**EXTRACTED INFORMATION:**
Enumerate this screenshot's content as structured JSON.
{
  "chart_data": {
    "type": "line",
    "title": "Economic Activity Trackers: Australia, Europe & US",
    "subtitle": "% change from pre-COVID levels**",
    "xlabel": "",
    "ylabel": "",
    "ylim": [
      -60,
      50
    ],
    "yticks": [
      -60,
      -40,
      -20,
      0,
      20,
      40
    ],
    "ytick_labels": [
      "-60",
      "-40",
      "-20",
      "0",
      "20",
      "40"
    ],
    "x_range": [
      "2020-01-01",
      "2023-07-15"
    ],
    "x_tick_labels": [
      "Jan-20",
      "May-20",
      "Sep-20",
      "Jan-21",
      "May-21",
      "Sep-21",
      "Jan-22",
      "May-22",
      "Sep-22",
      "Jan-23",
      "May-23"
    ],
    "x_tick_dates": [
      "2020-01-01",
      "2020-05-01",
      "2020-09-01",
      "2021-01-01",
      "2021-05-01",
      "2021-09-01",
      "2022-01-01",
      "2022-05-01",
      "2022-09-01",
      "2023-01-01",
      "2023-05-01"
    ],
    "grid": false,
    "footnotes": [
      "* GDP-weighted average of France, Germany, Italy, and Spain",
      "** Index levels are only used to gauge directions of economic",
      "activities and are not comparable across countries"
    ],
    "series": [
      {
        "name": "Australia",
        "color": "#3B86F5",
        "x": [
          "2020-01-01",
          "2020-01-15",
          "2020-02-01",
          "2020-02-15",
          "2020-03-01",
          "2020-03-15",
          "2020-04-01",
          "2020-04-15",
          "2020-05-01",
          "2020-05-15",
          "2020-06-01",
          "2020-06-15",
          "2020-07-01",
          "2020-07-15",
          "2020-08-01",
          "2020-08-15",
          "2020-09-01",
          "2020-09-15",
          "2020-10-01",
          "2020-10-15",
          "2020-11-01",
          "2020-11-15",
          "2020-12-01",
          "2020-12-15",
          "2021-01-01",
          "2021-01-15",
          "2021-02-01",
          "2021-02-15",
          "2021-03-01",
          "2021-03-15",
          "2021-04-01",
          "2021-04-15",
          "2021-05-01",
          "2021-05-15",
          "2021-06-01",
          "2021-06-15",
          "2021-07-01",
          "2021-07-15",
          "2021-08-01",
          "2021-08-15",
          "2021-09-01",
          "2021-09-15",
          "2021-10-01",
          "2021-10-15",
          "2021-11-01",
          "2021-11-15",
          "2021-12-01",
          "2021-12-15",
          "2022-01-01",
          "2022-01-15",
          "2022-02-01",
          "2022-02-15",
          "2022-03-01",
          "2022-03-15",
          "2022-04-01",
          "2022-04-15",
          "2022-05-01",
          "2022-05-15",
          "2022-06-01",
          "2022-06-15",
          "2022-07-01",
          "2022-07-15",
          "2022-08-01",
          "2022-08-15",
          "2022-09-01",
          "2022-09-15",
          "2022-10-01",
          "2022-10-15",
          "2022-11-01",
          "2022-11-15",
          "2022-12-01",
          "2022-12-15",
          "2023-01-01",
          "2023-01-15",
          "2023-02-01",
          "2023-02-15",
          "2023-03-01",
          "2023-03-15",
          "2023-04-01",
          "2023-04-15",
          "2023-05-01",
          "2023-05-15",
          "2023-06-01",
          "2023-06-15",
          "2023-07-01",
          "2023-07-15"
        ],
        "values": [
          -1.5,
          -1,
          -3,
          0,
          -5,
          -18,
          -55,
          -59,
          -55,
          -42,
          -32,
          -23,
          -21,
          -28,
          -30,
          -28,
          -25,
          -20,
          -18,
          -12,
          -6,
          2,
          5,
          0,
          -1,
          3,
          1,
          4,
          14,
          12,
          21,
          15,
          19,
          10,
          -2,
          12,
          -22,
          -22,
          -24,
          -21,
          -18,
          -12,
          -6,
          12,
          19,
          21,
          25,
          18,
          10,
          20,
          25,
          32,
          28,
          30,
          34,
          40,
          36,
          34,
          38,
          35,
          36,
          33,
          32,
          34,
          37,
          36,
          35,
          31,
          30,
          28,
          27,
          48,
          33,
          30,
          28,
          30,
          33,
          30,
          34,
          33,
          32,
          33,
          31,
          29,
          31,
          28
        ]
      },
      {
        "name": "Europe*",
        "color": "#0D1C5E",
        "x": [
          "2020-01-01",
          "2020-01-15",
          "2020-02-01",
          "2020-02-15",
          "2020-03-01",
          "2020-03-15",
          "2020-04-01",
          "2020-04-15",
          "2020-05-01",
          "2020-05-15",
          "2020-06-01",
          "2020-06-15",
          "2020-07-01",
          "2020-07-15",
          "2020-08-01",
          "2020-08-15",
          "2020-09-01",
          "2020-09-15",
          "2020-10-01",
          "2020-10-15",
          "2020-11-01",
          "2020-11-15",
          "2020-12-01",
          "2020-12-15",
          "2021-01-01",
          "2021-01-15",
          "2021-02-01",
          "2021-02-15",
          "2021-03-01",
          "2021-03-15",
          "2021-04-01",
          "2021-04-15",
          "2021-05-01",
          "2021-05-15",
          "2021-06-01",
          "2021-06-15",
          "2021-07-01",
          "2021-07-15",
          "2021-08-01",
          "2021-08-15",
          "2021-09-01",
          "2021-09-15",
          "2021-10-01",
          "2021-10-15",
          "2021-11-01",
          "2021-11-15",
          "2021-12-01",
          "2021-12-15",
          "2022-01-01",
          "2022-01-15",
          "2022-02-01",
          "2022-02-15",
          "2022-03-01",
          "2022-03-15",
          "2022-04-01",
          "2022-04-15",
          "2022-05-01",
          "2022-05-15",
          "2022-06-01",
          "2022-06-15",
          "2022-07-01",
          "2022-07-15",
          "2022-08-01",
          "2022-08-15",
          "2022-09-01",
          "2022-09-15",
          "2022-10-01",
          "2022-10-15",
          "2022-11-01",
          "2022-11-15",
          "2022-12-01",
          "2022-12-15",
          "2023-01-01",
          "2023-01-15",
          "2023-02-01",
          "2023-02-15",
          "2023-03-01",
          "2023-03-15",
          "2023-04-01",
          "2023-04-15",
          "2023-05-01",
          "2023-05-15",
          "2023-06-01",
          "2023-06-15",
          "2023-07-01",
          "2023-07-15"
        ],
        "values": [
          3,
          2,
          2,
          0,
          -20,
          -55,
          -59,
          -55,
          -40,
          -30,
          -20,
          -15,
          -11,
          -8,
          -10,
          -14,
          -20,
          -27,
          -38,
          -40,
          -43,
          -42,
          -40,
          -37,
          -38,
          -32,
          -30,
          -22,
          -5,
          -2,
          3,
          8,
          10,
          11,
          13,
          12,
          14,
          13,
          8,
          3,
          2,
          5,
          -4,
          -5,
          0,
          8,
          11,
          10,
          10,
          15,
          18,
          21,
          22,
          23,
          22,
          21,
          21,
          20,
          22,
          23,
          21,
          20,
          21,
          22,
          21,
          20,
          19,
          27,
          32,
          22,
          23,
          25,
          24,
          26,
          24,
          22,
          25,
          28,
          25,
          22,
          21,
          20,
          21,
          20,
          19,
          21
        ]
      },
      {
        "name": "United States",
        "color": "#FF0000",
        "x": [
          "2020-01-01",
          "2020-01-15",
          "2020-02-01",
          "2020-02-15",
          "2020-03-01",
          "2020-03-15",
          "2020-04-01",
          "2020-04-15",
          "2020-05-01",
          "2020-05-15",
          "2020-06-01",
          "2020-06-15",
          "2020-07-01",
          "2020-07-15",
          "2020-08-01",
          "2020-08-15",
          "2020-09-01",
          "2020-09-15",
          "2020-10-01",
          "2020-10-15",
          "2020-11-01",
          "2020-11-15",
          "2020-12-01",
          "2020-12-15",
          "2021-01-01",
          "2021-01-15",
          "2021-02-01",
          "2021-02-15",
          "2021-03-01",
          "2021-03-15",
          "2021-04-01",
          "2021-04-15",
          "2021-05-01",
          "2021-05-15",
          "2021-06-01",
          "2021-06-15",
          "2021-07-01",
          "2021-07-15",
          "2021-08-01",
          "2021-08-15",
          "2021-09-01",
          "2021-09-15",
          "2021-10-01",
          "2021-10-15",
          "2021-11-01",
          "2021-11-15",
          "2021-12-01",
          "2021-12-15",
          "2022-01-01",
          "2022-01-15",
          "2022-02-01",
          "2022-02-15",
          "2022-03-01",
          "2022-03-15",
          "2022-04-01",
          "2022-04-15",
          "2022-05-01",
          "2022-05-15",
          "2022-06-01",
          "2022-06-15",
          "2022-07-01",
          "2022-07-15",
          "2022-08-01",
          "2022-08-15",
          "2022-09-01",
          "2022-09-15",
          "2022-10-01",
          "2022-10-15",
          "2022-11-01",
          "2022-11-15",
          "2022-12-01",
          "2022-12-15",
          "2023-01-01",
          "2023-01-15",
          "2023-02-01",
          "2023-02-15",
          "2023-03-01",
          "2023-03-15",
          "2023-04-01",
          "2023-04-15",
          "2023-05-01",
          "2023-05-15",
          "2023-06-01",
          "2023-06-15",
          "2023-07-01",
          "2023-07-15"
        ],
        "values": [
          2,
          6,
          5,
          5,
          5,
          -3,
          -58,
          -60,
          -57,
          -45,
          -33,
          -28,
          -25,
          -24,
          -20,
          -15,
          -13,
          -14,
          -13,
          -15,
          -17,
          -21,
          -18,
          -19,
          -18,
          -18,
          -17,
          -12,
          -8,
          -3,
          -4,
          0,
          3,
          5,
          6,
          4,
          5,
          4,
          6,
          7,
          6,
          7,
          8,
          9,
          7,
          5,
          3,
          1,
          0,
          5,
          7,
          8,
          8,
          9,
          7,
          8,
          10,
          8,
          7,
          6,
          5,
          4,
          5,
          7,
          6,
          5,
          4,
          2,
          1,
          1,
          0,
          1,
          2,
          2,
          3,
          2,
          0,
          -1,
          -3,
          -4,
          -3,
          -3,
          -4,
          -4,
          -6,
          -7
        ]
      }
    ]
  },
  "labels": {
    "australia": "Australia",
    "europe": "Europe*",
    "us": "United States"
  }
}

**DO THIS:** Locate all lines in the listing above with the word "Australia". Copy them.

**RESULT OF THIS TASK:**
    "title": "Economic Activity Trackers: Australia, Europe & US",
        "name": "Australia",
    "australia": "Australia",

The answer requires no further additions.